→ Task instructions
Retype each entry below precisely as it reads.
+++ Working data
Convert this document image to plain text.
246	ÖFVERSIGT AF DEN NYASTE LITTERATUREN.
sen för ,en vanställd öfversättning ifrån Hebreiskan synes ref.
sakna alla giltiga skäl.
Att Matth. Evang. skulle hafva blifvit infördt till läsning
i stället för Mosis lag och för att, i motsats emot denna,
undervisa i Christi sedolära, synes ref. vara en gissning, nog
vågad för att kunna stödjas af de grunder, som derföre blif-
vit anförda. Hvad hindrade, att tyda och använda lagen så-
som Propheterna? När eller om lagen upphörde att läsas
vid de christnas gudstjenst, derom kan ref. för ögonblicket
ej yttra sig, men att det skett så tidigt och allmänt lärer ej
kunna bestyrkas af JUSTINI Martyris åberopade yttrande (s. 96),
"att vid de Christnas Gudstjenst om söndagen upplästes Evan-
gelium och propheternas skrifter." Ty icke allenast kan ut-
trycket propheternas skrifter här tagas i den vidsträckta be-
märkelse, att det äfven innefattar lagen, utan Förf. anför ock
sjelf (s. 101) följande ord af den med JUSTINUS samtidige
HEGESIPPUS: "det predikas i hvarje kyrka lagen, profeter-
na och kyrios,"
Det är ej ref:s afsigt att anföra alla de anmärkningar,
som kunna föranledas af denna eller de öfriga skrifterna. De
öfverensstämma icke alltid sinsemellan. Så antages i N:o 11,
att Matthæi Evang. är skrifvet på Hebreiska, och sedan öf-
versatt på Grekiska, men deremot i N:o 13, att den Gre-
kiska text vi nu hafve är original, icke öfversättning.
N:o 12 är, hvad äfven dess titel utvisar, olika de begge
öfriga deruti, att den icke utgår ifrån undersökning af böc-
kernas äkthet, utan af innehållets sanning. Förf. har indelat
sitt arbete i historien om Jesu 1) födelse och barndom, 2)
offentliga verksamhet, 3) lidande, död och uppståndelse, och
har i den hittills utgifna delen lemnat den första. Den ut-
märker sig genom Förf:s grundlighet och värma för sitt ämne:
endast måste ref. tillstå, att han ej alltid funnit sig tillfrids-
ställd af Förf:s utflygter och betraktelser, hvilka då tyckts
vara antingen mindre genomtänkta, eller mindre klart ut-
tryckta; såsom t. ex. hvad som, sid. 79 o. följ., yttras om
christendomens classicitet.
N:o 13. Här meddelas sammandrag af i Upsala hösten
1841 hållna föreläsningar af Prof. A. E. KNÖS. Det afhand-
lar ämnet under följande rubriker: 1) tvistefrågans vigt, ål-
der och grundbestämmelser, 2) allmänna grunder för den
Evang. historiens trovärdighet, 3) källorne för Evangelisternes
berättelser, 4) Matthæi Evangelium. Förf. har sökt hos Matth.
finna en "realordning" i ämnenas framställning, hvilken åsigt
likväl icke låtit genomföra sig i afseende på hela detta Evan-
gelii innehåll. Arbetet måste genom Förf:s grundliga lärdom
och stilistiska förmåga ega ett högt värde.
++++++
→ Exercise solution
Convert this document image to plain text.
246	ÖFVERSIGT AF DEN NYASTE LITTERATUREN.
sen för ,en vanställd öfversättning ifrån Hebreiskan synes ref.
sakna alla giltiga skäl.
Att Matth. Evang. skulle hafva blifvit infördt till läsning
i stället för Mosis lag och för att, i motsats emot denna,
undervisa i Christi sedolära, synes ref. vara en gissning, nog
vågad för att kunna stödjas af de grunder, som derföre blif-
vit anförda. Hvad hindrade, att tyda och använda lagen så-
som Propheterna? När eller om lagen upphörde att läsas
vid de christnas gudstjenst, derom kan ref. för ögonblicket
ej yttra sig, men att det skett så tidigt och allmänt lärer ej
kunna bestyrkas af JUSTINI Martyris åberopade yttrande (s. 96),
"att vid de Christnas Gudstjenst om söndagen upplästes Evan-
gelium och propheternas skrifter." Ty icke allenast kan ut-
trycket propheternas skrifter här tagas i den vidsträckta be-
märkelse, att det äfven innefattar lagen, utan Förf. anför ock
sjelf (s. 101) följande ord af den med JUSTINUS samtidige
HEGESIPPUS: "det predikas i hvarje kyrka lagen, profeter-
na och kyrios,"
Det är ej ref:s afsigt att anföra alla de anmärkningar,
som kunna föranledas af denna eller de öfriga skrifterna. De
öfverensstämma icke alltid sinsemellan. Så antages i N:o 11,
att Matthæi Evang. är skrifvet på Hebreiska, och sedan öf-
versatt på Grekiska, men deremot i N:o 13, att den Gre-
kiska text vi nu hafve är original, icke öfversättning.
N:o 12 är, hvad äfven dess titel utvisar, olika de begge
öfriga deruti, att den icke utgår ifrån undersökning af böc-
kernas äkthet, utan af innehållets sanning. Förf. har indelat
sitt arbete i historien om Jesu 1) födelse och barndom, 2)
offentliga verksamhet, 3) lidande, död och uppståndelse, och
har i den hittills utgifna delen lemnat den första. Den ut-
märker sig genom Förf:s grundlighet och värma för sitt ämne:
endast måste ref. tillstå, att han ej alltid funnit sig tillfrids-
ställd af Förf:s utflygter och betraktelser, hvilka då tyckts
vara antingen mindre genomtänkta, eller mindre klart ut-
tryckta; såsom t. ex. hvad som, sid. 79 o. följ., yttras om
christendomens classicitet.
N:o 13. Här meddelas sammandrag af i Upsala hösten
1841 hållna föreläsningar af Prof. A. E. KNÖS. Det afhand-
lar ämnet under följande rubriker: 1) tvistefrågans vigt, ål-
der och grundbestämmelser, 2) allmänna grunder för den
Evang. historiens trovärdighet, 3) källorne för Evangelisternes
berättelser, 4) Matthæi Evangelium. Förf. har sökt hos Matth.
finna en "realordning" i ämnenas framställning, hvilken åsigt
likväl icke låtit genomföra sig i afseende på hela detta Evan-
gelii innehåll. Arbetet måste genom Förf:s grundliga lärdom
och stilistiska förmåga ega ett högt värde.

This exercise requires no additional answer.